[Element region listings]
_____
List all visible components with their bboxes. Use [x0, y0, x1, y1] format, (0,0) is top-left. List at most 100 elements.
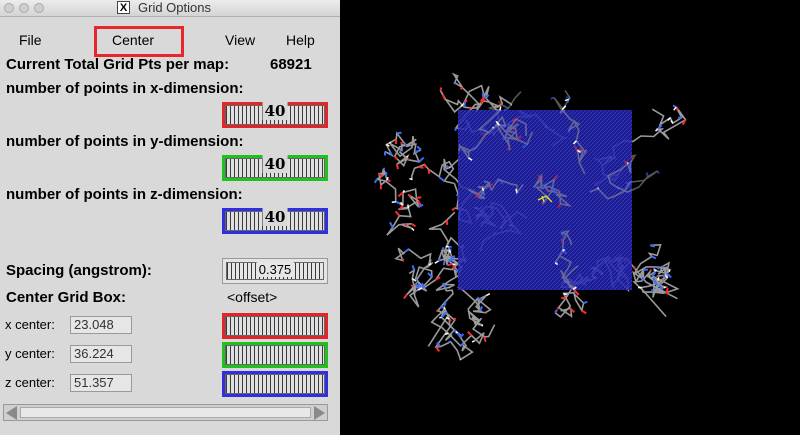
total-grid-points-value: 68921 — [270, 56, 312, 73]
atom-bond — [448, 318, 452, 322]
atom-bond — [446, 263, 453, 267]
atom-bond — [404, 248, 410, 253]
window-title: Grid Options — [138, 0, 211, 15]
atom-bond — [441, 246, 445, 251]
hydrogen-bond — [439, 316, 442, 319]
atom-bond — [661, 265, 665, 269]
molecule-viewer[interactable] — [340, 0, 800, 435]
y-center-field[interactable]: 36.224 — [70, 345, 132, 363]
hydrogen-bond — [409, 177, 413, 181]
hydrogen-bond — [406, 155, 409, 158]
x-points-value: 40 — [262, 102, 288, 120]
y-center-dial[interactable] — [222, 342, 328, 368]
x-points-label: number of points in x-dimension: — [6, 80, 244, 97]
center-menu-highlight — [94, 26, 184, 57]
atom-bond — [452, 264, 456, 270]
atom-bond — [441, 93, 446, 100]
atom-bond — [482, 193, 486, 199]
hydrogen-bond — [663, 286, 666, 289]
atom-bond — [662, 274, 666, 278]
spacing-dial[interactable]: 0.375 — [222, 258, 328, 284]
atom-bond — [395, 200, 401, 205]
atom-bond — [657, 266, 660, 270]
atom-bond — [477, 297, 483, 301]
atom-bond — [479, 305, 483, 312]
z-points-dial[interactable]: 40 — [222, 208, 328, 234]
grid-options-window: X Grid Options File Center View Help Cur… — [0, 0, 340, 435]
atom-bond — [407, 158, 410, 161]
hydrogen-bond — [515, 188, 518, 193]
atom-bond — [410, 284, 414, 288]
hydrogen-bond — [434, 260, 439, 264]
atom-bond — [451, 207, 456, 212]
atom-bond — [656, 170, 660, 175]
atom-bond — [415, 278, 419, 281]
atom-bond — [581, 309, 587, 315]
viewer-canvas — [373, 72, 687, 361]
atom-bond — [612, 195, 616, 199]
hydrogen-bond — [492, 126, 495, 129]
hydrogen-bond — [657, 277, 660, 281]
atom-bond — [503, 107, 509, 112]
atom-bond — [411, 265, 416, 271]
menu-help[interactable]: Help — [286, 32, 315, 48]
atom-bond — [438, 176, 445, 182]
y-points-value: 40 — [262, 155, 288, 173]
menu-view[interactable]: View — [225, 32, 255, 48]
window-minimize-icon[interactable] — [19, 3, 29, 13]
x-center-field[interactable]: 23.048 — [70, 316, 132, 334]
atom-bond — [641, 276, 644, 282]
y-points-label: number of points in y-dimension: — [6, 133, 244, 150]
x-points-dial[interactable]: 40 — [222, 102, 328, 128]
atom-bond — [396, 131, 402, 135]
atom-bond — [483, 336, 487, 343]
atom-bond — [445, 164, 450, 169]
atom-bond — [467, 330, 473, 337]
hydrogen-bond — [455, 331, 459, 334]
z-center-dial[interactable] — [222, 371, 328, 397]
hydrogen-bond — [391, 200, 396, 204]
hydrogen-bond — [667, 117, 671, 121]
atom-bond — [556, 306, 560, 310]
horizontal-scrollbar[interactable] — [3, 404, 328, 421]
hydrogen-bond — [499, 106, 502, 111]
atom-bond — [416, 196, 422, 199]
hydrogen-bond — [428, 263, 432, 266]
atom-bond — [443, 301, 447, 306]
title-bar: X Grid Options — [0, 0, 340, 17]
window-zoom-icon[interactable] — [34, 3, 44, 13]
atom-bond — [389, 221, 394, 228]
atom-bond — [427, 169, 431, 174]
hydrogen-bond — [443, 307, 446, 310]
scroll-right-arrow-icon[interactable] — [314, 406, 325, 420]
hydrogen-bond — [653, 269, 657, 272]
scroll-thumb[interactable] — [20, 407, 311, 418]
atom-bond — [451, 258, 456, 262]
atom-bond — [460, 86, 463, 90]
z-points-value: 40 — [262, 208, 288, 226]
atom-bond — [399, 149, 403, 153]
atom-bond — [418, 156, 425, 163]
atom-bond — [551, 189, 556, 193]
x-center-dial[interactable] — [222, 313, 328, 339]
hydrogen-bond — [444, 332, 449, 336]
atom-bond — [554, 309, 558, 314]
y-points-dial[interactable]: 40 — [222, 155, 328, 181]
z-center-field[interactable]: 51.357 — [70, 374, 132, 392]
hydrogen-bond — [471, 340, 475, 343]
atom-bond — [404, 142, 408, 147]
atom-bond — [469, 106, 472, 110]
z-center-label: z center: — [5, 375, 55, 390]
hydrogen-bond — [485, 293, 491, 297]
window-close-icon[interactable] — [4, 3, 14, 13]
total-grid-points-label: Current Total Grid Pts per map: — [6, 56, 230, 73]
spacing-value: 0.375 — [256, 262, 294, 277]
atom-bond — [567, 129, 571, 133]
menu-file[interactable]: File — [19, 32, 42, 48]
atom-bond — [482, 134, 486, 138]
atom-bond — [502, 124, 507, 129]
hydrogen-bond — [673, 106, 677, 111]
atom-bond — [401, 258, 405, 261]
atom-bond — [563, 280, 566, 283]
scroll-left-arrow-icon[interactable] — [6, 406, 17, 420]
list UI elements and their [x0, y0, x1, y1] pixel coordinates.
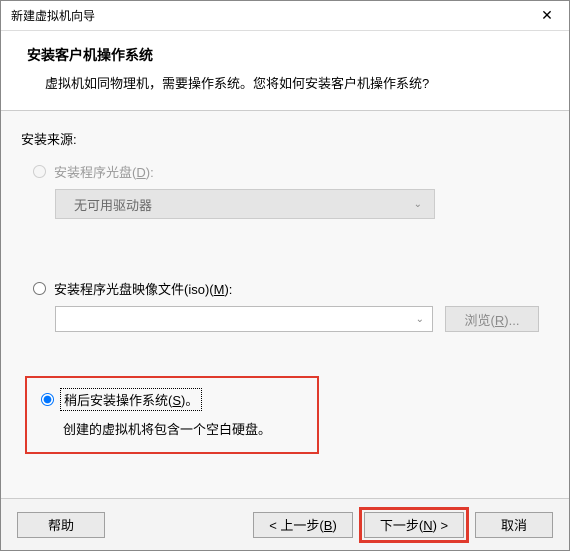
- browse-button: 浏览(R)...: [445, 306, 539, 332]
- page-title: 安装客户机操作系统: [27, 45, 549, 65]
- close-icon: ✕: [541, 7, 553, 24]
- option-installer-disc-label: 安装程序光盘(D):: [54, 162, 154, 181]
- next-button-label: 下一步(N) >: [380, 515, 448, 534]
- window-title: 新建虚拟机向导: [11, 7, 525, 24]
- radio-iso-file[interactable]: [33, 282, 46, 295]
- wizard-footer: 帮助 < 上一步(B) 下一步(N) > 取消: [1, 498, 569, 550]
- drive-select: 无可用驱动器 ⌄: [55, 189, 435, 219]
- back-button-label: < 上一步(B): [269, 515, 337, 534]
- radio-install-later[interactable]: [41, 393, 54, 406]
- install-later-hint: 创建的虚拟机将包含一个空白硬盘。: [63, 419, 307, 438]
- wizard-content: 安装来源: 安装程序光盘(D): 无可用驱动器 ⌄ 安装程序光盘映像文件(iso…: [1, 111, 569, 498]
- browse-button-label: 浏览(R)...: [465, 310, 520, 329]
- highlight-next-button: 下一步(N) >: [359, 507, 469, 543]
_____
(TASK TO COMPLETE):
Transcribe, without alteration, the entries from the line containing "total-grid-points-value: 68921 —" through the line containing "hydrogen-bond — [663, 286, 666, 289]", inclusive.

(RESULT OF THIS EXERCISE):
total-grid-points-value: 68921 — [270, 56, 312, 73]
atom-bond — [448, 318, 452, 322]
atom-bond — [446, 263, 453, 267]
atom-bond — [404, 248, 410, 253]
window-title: Grid Options — [138, 0, 211, 15]
atom-bond — [441, 246, 445, 251]
hydrogen-bond — [439, 316, 442, 319]
atom-bond — [661, 265, 665, 269]
molecule-viewer[interactable] — [340, 0, 800, 435]
y-center-field[interactable]: 36.224 — [70, 345, 132, 363]
hydrogen-bond — [409, 177, 413, 181]
hydrogen-bond — [406, 155, 409, 158]
x-points-value: 40 — [262, 102, 288, 120]
y-center-dial[interactable] — [222, 342, 328, 368]
x-points-label: number of points in x-dimension: — [6, 80, 244, 97]
center-menu-highlight — [94, 26, 184, 57]
atom-bond — [452, 264, 456, 270]
atom-bond — [441, 93, 446, 100]
atom-bond — [482, 193, 486, 199]
hydrogen-bond — [663, 286, 666, 289]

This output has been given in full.